MATERIALS PROVIDED:
########

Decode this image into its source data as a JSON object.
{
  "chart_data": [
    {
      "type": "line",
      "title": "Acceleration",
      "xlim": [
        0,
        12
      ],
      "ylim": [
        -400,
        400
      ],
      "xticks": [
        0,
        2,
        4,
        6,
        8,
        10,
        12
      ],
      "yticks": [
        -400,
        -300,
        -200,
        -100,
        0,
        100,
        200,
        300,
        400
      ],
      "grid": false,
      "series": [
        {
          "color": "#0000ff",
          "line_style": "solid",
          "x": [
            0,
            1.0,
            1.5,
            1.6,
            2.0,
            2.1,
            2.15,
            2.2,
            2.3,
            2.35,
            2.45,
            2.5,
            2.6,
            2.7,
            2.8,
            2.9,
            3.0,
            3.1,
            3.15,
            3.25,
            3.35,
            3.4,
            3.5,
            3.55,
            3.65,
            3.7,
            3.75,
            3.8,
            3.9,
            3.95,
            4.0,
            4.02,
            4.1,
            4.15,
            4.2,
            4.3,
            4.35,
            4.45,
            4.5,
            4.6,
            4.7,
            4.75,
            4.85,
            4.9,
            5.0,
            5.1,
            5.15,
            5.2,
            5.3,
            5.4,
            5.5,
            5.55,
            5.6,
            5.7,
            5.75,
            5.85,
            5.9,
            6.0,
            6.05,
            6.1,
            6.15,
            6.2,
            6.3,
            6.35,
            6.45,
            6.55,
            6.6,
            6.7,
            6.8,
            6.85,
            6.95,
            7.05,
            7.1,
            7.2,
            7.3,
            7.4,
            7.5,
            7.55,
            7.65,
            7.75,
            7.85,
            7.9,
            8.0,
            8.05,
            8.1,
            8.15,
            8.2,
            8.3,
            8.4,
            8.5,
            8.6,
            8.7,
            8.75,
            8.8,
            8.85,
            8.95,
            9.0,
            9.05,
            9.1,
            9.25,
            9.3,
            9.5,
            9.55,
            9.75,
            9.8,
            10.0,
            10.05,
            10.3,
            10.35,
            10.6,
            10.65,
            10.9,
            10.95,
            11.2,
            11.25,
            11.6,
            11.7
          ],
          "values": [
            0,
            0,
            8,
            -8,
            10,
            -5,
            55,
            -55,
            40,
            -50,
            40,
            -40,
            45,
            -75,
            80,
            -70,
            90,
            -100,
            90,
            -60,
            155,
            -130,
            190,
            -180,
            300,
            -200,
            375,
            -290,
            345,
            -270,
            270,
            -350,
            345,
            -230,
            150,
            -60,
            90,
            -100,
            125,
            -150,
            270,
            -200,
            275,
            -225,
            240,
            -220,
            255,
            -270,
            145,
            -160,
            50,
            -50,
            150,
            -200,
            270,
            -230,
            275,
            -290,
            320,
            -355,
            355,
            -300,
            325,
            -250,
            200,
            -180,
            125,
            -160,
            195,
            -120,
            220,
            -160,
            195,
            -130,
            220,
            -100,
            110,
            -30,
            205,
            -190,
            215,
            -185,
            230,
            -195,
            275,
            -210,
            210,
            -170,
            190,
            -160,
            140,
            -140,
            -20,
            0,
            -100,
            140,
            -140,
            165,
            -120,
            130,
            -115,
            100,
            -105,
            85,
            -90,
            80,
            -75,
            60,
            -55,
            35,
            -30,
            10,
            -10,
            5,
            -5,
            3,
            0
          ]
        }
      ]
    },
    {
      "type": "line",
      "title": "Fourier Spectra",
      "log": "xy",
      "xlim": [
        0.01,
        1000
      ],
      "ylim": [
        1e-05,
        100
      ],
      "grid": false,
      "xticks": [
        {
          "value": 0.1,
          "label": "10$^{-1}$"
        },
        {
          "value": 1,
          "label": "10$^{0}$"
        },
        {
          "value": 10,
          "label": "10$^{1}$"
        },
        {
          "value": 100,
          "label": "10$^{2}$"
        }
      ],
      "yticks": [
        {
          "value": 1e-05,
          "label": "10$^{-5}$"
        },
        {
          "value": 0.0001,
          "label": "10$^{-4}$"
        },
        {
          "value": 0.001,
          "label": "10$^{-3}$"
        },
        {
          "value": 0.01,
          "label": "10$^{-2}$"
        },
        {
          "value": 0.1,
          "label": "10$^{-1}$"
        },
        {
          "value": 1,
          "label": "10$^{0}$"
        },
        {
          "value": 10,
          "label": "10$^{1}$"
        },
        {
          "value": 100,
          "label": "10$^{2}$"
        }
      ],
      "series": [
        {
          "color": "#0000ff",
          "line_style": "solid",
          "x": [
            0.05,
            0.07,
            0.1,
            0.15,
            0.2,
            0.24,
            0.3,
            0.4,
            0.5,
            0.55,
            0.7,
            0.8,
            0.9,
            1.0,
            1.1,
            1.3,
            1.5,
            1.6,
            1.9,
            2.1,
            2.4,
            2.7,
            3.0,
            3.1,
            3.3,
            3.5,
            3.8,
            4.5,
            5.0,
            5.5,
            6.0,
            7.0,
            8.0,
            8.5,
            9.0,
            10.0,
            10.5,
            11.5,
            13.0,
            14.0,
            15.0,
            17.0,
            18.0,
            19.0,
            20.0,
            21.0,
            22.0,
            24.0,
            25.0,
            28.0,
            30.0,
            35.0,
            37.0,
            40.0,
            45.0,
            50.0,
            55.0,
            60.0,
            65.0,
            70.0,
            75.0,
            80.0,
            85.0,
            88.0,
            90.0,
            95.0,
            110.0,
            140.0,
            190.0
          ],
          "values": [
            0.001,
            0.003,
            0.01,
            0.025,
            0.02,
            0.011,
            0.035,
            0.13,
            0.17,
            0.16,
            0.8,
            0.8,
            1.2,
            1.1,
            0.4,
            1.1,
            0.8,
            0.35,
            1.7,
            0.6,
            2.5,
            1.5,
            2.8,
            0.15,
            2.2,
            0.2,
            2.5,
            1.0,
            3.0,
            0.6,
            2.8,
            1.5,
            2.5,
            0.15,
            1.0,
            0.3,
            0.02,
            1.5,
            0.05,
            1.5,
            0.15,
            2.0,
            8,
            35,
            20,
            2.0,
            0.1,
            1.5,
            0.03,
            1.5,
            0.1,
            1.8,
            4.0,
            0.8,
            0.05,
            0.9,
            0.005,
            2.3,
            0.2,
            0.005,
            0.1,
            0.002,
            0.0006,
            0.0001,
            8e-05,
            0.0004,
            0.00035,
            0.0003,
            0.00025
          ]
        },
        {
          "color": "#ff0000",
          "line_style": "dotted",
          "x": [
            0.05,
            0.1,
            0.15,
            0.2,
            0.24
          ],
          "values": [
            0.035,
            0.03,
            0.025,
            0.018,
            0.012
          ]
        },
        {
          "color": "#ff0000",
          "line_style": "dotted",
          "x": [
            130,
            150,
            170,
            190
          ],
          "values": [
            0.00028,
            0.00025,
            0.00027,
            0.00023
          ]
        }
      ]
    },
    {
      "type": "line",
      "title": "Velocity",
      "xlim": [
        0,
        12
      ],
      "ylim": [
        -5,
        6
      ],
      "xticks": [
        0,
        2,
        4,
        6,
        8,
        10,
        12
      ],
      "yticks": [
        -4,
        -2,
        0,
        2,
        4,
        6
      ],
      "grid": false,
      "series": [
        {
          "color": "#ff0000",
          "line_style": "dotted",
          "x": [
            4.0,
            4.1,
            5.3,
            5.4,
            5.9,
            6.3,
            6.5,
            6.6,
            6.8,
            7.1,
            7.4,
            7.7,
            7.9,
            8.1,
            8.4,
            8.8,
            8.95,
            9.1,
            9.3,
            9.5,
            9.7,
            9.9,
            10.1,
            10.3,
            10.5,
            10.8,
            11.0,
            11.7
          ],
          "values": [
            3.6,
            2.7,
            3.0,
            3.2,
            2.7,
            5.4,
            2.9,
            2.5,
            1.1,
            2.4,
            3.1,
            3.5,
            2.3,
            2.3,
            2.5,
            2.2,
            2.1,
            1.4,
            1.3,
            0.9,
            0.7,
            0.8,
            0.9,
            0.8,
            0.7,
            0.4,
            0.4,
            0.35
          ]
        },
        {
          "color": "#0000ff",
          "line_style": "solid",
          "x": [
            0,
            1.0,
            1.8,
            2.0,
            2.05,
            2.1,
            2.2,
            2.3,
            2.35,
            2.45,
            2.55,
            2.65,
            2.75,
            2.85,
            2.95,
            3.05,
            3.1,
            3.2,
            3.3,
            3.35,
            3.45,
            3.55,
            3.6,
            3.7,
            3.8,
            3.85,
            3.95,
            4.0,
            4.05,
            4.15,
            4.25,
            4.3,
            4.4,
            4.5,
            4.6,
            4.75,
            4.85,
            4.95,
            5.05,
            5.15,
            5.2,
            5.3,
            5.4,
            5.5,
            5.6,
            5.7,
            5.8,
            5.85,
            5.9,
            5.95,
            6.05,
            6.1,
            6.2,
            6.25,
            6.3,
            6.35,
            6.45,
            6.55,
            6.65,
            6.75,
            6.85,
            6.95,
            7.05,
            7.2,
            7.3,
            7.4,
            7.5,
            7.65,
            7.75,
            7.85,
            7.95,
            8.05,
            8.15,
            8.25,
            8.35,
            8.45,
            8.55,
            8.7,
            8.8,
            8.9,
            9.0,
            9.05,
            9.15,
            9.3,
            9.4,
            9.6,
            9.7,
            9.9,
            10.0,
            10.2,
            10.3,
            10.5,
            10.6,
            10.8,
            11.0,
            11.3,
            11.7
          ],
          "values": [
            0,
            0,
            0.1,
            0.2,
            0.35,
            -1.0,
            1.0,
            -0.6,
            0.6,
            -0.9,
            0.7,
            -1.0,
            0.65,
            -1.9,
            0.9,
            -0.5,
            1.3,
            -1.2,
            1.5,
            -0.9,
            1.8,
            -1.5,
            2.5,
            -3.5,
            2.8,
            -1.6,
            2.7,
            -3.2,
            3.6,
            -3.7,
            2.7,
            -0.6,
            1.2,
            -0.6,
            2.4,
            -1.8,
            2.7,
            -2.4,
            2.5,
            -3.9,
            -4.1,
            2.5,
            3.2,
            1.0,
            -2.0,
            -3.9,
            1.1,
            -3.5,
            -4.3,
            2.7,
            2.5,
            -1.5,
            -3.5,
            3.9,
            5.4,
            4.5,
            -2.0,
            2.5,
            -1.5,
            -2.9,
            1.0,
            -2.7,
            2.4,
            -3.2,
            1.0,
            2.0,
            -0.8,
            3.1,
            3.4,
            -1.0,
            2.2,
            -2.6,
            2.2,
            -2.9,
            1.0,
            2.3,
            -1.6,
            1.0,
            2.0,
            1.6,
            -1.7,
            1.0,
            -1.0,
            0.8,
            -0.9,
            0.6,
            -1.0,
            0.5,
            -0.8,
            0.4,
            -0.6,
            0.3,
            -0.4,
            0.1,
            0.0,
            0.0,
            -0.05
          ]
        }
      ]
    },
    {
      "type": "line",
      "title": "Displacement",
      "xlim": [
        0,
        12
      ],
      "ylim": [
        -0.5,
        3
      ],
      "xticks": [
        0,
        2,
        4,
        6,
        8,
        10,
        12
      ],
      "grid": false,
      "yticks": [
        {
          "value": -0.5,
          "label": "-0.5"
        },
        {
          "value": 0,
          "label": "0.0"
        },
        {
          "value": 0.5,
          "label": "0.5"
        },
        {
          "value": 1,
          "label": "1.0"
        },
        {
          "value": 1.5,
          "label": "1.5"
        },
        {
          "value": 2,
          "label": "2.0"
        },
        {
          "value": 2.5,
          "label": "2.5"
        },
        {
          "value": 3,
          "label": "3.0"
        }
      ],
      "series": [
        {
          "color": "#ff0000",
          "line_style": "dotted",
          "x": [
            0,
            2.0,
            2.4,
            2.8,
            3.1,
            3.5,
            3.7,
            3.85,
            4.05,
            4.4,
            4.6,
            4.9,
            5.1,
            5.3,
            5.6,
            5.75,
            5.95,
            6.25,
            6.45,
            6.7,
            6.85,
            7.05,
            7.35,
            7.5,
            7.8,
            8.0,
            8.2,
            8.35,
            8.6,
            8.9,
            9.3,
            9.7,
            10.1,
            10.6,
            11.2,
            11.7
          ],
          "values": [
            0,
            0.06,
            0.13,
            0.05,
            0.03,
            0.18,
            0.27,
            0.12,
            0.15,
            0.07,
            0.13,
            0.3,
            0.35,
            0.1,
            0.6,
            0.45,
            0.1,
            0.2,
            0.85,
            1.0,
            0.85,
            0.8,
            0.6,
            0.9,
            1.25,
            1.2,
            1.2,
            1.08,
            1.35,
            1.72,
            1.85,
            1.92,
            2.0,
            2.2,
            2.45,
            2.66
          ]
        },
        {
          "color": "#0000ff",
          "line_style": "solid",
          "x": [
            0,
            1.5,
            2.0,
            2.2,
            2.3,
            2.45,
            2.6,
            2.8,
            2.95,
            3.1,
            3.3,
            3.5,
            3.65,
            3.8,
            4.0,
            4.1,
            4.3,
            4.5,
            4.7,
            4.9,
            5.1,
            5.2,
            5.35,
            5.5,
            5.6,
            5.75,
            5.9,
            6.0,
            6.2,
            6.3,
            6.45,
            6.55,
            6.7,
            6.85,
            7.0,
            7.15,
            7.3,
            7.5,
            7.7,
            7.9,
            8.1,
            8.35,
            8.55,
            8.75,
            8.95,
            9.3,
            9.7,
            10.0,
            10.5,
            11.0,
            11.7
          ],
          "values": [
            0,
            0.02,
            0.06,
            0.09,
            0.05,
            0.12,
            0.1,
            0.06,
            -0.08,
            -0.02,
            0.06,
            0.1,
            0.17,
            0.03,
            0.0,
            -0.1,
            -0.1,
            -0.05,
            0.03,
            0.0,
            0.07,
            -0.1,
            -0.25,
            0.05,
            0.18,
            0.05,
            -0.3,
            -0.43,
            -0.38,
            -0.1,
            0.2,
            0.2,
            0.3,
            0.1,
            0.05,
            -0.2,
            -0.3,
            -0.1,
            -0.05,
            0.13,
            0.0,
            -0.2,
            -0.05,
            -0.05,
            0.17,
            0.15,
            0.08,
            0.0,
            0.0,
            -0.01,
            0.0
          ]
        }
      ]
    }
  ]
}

########

TASK DESCRIPTION: Look over the listing. Pull out every line with the string "title" in it.

WRITTEN REPLY:
      "title": "Acceleration",
      "title": "Fourier Spectra",
      "title": "Velocity",
      "title": "Displacement",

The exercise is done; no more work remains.